What to work on: Each record needs to be echoed exactly; can you do that?

Extracted data:
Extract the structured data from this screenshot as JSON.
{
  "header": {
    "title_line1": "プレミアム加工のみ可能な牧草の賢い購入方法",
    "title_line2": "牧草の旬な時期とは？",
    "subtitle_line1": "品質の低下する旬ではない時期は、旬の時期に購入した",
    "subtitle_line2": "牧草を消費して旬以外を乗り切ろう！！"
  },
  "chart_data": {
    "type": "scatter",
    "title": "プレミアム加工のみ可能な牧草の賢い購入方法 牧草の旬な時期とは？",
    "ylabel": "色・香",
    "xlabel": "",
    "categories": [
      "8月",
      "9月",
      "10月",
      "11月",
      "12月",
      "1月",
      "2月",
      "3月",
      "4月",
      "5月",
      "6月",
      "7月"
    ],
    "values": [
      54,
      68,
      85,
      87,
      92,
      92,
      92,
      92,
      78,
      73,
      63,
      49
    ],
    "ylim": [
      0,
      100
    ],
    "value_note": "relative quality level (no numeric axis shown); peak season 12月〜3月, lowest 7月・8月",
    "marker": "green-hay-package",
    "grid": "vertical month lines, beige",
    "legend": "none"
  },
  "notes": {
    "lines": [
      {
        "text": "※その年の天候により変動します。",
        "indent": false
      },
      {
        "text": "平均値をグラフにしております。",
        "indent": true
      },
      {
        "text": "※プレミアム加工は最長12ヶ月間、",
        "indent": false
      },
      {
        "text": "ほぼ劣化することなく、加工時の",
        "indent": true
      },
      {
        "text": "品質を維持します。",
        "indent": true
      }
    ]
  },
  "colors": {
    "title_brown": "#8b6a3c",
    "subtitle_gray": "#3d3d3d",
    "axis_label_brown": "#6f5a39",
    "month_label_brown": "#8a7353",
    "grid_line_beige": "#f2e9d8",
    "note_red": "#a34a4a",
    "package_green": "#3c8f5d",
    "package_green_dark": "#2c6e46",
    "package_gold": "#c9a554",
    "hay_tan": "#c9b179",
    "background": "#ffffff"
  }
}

Exercise output:
Extract the structured data from this screenshot as JSON.
{
  "header": {
    "title_line1": "プレミアム加工のみ可能な牧草の賢い購入方法",
    "title_line2": "牧草の旬な時期とは？",
    "subtitle_line1": "品質の低下する旬ではない時期は、旬の時期に購入した",
    "subtitle_line2": "牧草を消費して旬以外を乗り切ろう！！"
  },
  "chart_data": {
    "type": "scatter",
    "title": "プレミアム加工のみ可能な牧草の賢い購入方法 牧草の旬な時期とは？",
    "ylabel": "色・香",
    "xlabel": "",
    "categories": [
      "8月",
      "9月",
      "10月",
      "11月",
      "12月",
      "1月",
      "2月",
      "3月",
      "4月",
      "5月",
      "6月",
      "7月"
    ],
    "values": [
      54,
      68,
      85,
      87,
      92,
      92,
      92,
      92,
      78,
      73,
      63,
      49
    ],
    "ylim": [
      0,
      100
    ],
    "value_note": "relative quality level (no numeric axis shown); peak season 12月〜3月, lowest 7月・8月",
    "marker": "green-hay-package",
    "grid": "vertical month lines, beige",
    "legend": "none"
  },
  "notes": {
    "lines": [
      {
        "text": "※その年の天候により変動します。",
        "indent": false
      },
      {
        "text": "平均値をグラフにしております。",
        "indent": true
      },
      {
        "text": "※プレミアム加工は最長12ヶ月間、",
        "indent": false
      },
      {
        "text": "ほぼ劣化することなく、加工時の",
        "indent": true
      },
      {
        "text": "品質を維持します。",
        "indent": true
      }
    ]
  },
  "colors": {
    "title_brown": "#8b6a3c",
    "subtitle_gray": "#3d3d3d",
    "axis_label_brown": "#6f5a39",
    "month_label_brown": "#8a7353",
    "grid_line_beige": "#f2e9d8",
    "note_red": "#a34a4a",
    "package_green": "#3c8f5d",
    "package_green_dark": "#2c6e46",
    "package_gold": "#c9a554",
    "hay_tan": "#c9b179",
    "background": "#ffffff"
  }
}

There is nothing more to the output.